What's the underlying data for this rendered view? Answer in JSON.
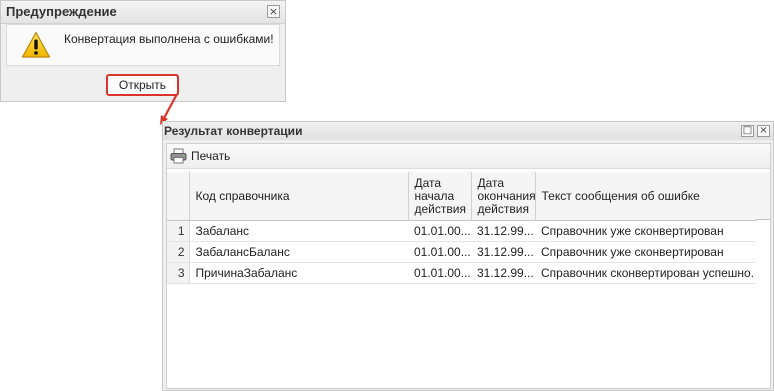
{
  "warning_dialog": {
    "title": "Предупреждение",
    "close_glyph": "×",
    "icon": "warning-triangle-icon",
    "message": "Конвертация выполнена с ошибками!",
    "open_button_label": "Открыть",
    "highlight_color": "#d9352c"
  },
  "result_window": {
    "title": "Результат конвертации",
    "maximize_glyph": "□",
    "close_glyph": "×",
    "toolbar": {
      "print_label": "Печать",
      "print_icon": "printer-icon"
    },
    "table": {
      "columns": [
        "",
        "Код справочника",
        "Дата начала действия",
        "Дата окончания действия",
        "Текст сообщения об ошибке"
      ],
      "rows": [
        {
          "num": "1",
          "code": "Забаланс",
          "start": "01.01.00...",
          "end": "31.12.99...",
          "message": "Справочник уже сконвертирован"
        },
        {
          "num": "2",
          "code": "ЗабалансБаланс",
          "start": "01.01.00...",
          "end": "31.12.99...",
          "message": "Справочник уже сконвертирован"
        },
        {
          "num": "3",
          "code": "ПричинаЗабаланс",
          "start": "01.01.00...",
          "end": "31.12.99...",
          "message": "Справочник сконвертирован успешно."
        }
      ]
    }
  }
}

■ Required task ■
Copy every record character for character. Skip the pictures.

■ Reply to the exercise ■
What's the underlying data for this rendered view? Answer in JSON.
{
  "warning_dialog": {
    "title": "Предупреждение",
    "close_glyph": "×",
    "icon": "warning-triangle-icon",
    "message": "Конвертация выполнена с ошибками!",
    "open_button_label": "Открыть",
    "highlight_color": "#d9352c"
  },
  "result_window": {
    "title": "Результат конвертации",
    "maximize_glyph": "□",
    "close_glyph": "×",
    "toolbar": {
      "print_label": "Печать",
      "print_icon": "printer-icon"
    },
    "table": {
      "columns": [
        "",
        "Код справочника",
        "Дата начала действия",
        "Дата окончания действия",
        "Текст сообщения об ошибке"
      ],
      "rows": [
        {
          "num": "1",
          "code": "Забаланс",
          "start": "01.01.00...",
          "end": "31.12.99...",
          "message": "Справочник уже сконвертирован"
        },
        {
          "num": "2",
          "code": "ЗабалансБаланс",
          "start": "01.01.00...",
          "end": "31.12.99...",
          "message": "Справочник уже сконвертирован"
        },
        {
          "num": "3",
          "code": "ПричинаЗабаланс",
          "start": "01.01.00...",
          "end": "31.12.99...",
          "message": "Справочник сконвертирован успешно."
        }
      ]
    }
  }
}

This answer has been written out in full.